Exercise prompt: In the entries below, identify every line with the string "name" and copy it.

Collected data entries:
/---

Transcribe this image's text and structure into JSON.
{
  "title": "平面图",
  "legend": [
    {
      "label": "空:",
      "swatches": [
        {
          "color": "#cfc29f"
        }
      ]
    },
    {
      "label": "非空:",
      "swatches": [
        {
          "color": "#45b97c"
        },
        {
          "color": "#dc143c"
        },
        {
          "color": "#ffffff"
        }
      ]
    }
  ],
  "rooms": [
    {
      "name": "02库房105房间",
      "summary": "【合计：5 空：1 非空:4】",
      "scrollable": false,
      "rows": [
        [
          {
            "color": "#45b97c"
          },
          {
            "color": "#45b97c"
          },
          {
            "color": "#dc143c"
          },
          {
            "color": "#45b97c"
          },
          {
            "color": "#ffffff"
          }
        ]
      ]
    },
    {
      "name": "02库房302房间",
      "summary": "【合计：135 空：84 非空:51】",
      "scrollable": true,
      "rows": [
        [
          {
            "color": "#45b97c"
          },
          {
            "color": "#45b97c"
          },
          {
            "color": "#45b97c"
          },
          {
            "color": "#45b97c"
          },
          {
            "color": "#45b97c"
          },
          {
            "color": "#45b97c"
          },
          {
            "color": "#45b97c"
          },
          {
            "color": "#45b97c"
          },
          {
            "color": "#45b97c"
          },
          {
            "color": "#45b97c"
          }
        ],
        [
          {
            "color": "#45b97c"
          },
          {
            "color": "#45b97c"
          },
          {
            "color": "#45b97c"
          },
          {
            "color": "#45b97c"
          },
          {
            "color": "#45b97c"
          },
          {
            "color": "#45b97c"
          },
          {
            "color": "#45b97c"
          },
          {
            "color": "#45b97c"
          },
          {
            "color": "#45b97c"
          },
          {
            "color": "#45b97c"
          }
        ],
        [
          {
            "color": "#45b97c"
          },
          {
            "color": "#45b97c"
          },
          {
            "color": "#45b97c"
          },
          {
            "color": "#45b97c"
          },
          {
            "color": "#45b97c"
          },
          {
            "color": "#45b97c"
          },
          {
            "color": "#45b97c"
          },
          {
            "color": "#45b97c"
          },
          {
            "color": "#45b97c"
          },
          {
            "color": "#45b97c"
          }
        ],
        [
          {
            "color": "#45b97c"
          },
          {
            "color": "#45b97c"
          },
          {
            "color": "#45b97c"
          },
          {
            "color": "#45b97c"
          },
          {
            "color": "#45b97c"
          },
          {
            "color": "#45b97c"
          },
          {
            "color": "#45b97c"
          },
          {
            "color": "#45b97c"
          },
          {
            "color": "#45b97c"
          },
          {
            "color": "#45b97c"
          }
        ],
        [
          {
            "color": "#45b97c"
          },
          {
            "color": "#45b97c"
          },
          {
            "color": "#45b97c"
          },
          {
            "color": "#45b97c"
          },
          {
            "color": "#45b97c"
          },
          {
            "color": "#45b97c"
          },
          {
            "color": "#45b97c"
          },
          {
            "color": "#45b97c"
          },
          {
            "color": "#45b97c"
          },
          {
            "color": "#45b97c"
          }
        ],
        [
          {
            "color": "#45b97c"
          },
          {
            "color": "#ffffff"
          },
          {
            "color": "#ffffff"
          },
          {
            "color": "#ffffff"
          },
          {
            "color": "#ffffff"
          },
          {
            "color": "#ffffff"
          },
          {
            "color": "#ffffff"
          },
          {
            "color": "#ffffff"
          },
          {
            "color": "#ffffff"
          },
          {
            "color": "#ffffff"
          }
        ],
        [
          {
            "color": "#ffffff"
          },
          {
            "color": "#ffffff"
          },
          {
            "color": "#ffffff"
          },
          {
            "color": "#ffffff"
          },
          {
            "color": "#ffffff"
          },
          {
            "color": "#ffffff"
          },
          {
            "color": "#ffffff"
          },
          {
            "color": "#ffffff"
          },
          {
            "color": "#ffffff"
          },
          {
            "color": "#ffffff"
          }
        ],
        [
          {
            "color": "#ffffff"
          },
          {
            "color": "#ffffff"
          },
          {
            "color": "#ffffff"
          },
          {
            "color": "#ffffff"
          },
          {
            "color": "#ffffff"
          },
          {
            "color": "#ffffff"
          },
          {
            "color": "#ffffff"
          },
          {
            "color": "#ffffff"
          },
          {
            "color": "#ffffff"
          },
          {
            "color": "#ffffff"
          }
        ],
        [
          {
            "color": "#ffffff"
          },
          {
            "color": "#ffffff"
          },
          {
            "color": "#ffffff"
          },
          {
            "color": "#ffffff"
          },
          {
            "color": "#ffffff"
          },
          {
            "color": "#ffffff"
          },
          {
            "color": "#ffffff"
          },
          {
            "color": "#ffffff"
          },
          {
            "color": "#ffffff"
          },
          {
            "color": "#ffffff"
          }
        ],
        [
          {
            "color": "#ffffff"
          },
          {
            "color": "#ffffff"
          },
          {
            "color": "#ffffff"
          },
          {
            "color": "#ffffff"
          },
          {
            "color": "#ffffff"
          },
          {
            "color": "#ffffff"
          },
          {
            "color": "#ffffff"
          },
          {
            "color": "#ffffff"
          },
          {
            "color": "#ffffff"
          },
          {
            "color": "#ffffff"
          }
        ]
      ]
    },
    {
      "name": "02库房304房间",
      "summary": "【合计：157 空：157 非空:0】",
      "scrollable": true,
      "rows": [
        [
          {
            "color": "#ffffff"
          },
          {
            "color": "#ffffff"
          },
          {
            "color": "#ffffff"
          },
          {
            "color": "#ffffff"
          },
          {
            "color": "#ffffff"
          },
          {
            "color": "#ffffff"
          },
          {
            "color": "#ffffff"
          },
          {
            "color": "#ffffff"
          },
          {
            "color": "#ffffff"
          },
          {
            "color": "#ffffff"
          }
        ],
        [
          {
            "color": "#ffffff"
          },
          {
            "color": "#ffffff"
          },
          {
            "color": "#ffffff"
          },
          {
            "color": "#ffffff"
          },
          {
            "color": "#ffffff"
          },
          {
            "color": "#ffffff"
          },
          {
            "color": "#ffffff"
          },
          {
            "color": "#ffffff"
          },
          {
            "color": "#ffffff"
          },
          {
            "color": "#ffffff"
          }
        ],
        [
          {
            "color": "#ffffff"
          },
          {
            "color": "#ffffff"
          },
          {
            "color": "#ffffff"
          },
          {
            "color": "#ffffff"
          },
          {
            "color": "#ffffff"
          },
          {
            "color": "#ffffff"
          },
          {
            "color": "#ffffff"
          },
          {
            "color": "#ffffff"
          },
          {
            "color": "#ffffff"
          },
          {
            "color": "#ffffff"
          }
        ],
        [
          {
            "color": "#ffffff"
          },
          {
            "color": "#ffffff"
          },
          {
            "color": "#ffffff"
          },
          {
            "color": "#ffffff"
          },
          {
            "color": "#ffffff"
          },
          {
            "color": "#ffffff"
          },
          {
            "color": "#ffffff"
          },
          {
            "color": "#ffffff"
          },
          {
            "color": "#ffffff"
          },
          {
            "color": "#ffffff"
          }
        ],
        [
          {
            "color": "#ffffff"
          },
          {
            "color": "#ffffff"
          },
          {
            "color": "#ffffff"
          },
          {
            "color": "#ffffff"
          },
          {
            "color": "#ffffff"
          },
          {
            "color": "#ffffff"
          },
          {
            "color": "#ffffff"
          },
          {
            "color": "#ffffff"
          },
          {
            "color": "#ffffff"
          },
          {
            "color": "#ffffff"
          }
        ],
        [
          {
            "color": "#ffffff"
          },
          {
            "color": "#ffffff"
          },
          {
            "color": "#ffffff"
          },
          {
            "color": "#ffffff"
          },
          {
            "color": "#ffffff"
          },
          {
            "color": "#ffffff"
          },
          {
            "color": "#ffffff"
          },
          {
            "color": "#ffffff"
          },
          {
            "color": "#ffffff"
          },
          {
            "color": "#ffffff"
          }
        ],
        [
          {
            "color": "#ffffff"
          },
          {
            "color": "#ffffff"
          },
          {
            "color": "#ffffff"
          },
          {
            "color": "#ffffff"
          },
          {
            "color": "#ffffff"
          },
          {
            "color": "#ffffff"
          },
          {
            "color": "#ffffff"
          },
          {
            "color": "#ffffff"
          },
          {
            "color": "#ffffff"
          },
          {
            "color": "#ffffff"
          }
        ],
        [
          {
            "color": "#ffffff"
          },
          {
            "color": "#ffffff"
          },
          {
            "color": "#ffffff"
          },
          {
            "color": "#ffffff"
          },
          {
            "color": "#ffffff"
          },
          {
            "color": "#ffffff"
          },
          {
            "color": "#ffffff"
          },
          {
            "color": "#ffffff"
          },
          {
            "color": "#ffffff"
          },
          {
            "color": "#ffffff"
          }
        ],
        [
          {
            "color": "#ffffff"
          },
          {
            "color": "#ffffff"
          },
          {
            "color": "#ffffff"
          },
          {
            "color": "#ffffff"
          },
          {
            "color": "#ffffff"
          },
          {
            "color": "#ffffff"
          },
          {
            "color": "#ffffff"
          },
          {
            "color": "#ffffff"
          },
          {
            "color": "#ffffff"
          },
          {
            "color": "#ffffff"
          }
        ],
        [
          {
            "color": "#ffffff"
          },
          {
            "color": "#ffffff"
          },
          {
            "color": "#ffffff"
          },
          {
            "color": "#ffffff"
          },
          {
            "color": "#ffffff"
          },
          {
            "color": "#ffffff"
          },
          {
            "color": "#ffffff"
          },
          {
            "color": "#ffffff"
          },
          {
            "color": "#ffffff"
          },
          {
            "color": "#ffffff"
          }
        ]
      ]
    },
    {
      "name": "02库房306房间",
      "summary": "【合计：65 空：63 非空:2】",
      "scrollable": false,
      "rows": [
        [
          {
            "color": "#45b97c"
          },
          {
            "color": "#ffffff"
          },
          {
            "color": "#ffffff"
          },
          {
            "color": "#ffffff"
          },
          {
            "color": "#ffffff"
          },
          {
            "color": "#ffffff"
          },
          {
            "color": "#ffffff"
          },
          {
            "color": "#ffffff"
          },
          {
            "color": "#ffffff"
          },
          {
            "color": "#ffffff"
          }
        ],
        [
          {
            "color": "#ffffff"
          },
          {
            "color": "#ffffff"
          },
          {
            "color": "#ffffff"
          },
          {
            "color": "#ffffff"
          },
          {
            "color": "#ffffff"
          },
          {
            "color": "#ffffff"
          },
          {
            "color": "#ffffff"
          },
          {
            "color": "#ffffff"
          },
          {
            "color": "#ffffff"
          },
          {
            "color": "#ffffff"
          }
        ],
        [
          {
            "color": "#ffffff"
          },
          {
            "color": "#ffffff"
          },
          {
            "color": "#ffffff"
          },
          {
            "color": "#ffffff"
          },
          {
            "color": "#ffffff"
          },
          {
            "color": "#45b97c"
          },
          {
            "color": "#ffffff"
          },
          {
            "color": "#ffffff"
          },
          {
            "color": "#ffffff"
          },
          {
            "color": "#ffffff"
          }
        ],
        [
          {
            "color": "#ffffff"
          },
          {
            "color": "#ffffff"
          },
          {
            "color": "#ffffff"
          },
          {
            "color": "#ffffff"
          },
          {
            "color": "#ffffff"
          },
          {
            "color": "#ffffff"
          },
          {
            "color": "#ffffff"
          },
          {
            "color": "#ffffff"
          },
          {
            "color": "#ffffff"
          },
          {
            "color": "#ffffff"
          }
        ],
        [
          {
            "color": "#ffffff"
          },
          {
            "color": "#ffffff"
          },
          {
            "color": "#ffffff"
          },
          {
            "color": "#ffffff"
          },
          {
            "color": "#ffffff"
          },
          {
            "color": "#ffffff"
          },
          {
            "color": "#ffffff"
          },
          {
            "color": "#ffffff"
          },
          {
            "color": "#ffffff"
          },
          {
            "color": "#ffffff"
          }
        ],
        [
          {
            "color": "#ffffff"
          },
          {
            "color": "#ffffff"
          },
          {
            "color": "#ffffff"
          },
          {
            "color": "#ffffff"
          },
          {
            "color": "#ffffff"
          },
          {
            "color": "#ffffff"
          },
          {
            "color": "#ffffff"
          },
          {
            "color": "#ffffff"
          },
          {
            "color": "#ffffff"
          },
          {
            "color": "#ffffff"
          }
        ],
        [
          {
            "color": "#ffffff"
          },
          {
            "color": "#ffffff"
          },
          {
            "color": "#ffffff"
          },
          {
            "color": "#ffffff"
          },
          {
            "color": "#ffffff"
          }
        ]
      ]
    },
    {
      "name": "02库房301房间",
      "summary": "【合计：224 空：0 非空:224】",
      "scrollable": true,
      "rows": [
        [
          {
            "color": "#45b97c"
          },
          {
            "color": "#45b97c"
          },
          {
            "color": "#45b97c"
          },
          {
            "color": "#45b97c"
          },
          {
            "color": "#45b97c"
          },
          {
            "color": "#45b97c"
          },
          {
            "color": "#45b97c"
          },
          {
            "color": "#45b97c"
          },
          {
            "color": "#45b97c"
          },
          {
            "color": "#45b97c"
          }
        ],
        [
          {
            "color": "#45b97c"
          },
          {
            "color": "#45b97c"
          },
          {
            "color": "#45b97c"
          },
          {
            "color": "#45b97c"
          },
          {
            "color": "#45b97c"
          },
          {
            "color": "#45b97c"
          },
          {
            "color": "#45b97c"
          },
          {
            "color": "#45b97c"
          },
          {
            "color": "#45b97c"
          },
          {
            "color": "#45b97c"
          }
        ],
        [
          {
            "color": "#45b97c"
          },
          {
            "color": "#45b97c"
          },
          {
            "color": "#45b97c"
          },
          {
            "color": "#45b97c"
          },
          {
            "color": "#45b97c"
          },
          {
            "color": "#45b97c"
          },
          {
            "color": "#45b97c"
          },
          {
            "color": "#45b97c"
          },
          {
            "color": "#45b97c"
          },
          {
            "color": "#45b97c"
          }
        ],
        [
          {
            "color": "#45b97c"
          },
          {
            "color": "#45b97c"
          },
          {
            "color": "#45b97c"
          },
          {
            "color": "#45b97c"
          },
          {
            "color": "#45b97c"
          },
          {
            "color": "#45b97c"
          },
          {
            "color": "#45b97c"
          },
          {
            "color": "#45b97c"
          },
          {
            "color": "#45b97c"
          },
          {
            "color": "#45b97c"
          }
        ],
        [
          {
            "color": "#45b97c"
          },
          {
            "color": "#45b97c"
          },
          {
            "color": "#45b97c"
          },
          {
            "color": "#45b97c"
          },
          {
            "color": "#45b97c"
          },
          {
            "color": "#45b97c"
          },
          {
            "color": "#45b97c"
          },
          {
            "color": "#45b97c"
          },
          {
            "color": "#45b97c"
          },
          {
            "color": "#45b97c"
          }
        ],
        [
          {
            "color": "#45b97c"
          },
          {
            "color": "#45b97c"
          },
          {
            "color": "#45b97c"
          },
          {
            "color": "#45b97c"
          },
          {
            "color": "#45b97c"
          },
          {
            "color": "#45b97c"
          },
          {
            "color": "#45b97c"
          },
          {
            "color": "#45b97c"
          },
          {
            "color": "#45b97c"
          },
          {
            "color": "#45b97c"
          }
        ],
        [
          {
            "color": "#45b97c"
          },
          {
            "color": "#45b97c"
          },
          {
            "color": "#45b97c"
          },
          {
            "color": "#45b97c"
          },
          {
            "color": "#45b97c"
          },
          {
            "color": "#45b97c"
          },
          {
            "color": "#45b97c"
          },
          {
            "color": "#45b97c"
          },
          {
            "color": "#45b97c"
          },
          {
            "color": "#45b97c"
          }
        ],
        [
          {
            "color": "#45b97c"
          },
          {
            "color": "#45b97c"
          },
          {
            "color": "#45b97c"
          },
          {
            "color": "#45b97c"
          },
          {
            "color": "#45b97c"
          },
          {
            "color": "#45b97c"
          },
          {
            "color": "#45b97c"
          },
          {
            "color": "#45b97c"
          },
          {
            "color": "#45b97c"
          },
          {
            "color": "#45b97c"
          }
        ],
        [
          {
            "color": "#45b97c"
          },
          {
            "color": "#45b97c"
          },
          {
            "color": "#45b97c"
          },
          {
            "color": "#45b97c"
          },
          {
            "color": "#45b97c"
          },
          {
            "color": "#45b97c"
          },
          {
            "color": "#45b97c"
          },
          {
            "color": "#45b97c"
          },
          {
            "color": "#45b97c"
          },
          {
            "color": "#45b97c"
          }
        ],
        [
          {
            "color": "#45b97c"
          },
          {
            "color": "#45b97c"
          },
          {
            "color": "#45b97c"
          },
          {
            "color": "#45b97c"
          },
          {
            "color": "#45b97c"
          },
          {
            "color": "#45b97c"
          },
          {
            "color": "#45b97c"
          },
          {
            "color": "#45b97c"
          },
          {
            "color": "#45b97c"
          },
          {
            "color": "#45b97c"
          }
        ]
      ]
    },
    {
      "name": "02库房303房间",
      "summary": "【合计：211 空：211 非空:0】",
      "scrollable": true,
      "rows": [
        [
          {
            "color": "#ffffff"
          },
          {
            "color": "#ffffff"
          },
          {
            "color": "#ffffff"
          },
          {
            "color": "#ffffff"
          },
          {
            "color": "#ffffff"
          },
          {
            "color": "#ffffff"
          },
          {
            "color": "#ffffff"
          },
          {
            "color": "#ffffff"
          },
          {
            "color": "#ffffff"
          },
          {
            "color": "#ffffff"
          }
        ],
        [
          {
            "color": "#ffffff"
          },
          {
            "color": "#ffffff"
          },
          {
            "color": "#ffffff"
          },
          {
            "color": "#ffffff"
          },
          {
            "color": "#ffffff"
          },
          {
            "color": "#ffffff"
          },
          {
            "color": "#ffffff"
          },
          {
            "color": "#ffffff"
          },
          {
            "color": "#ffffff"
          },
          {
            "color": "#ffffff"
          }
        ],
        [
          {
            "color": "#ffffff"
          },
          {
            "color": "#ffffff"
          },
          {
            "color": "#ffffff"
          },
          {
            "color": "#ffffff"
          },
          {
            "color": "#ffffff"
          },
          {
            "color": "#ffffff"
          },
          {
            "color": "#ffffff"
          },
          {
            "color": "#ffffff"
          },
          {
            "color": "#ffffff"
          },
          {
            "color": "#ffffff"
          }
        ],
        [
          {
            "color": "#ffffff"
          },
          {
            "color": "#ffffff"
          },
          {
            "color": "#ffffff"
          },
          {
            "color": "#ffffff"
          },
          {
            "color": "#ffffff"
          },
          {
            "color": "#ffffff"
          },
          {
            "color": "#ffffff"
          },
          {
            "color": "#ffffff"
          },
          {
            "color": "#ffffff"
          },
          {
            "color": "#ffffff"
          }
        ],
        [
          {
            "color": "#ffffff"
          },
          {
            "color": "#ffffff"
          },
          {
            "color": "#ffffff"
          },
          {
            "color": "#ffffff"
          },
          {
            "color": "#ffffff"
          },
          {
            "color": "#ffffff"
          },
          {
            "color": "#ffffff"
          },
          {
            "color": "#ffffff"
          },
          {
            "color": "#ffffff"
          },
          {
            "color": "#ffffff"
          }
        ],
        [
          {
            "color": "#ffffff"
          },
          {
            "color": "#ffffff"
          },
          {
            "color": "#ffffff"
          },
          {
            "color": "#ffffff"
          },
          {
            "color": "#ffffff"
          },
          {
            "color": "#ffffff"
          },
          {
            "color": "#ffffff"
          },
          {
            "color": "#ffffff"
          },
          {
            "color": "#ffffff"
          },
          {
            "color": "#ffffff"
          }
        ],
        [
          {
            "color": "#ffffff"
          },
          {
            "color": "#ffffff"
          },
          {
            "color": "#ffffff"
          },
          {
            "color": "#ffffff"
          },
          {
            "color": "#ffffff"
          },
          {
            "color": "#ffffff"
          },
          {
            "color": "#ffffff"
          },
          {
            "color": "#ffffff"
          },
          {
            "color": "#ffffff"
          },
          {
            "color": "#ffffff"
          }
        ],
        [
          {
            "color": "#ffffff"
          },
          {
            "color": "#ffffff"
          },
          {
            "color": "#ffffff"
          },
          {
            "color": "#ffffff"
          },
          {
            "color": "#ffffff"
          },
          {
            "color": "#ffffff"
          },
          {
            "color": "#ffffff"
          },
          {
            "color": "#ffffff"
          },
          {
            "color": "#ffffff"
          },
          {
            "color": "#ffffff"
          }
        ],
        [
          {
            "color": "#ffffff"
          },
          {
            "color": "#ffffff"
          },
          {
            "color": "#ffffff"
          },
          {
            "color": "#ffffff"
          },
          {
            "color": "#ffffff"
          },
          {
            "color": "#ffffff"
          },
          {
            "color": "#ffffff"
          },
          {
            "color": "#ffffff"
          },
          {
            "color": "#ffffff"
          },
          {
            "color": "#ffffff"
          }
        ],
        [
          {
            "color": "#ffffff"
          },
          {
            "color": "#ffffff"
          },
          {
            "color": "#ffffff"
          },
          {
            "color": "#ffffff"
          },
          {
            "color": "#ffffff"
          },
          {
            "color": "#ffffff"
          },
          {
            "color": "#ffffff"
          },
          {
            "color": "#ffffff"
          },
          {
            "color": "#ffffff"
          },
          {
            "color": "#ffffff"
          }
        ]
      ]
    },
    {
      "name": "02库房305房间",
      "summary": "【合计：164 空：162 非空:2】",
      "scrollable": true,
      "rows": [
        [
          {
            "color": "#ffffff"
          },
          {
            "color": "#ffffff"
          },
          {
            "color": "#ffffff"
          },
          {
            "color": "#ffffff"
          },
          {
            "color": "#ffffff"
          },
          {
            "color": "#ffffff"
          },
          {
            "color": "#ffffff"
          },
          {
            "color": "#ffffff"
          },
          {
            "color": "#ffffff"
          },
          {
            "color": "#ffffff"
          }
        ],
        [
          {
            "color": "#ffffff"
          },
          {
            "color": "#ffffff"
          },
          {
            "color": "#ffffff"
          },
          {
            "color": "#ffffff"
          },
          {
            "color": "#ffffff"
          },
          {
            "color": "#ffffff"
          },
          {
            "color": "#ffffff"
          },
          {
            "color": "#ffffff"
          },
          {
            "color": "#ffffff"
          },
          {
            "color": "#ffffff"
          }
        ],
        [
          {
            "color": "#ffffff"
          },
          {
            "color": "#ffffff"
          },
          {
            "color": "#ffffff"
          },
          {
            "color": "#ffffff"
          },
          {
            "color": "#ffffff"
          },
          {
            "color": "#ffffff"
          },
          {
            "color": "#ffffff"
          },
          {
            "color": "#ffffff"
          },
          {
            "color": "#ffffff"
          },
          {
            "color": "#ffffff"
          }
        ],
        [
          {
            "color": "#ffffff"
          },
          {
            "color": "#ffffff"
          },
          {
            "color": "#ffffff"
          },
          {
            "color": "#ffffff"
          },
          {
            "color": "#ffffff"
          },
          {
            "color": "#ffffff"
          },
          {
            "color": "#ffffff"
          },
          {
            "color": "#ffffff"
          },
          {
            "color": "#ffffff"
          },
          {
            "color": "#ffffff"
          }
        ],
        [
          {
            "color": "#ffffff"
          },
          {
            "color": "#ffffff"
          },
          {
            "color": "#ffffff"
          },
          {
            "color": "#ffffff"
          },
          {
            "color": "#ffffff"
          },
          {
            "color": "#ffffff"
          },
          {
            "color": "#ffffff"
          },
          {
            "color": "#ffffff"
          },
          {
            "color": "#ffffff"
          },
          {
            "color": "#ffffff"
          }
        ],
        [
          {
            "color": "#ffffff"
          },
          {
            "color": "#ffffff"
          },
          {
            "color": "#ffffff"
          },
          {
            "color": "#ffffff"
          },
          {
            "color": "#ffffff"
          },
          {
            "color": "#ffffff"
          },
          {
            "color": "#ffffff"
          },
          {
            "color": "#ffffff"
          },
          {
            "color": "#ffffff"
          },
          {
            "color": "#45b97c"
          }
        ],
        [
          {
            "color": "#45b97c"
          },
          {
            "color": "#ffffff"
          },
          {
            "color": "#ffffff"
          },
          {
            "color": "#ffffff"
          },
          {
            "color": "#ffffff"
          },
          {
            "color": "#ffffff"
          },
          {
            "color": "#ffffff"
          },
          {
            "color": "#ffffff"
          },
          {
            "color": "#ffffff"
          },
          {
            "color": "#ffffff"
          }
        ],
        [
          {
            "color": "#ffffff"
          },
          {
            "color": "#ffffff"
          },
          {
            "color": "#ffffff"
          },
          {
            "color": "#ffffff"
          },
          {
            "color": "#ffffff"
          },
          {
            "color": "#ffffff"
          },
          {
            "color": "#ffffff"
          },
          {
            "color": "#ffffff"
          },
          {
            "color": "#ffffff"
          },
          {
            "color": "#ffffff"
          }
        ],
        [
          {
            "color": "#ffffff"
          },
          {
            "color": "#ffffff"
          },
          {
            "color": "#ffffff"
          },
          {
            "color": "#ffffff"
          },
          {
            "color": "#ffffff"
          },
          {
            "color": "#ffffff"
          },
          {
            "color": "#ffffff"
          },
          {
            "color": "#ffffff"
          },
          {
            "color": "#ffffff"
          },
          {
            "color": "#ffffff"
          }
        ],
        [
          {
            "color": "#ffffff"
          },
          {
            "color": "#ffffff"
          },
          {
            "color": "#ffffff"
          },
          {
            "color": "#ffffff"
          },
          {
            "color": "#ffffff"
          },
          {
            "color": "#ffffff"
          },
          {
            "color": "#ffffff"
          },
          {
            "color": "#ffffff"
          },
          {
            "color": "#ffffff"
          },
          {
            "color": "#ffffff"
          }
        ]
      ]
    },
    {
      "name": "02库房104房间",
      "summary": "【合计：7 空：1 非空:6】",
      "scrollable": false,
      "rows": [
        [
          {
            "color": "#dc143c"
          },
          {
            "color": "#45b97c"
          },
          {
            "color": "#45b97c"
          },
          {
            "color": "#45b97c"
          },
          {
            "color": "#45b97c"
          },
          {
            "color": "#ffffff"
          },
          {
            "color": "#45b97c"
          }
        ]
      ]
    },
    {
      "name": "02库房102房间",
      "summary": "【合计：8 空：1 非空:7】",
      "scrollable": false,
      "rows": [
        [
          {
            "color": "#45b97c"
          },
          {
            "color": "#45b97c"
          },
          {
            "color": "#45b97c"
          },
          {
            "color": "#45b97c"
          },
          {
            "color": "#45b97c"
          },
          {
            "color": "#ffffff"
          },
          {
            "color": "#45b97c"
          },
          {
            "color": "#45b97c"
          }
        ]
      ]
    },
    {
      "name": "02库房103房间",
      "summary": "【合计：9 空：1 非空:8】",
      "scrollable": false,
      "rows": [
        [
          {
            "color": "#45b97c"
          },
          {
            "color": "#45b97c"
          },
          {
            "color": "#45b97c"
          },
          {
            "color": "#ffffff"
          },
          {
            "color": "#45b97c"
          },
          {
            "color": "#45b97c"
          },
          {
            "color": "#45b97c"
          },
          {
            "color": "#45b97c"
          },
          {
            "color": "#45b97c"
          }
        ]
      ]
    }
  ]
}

\---

Exercise output:
      "name": "02库房105房间",
      "name": "02库房302房间",
      "name": "02库房304房间",
      "name": "02库房306房间",
      "name": "02库房301房间",
      "name": "02库房303房间",
      "name": "02库房305房间",
      "name": "02库房104房间",
      "name": "02库房102房间",
      "name": "02库房103房间",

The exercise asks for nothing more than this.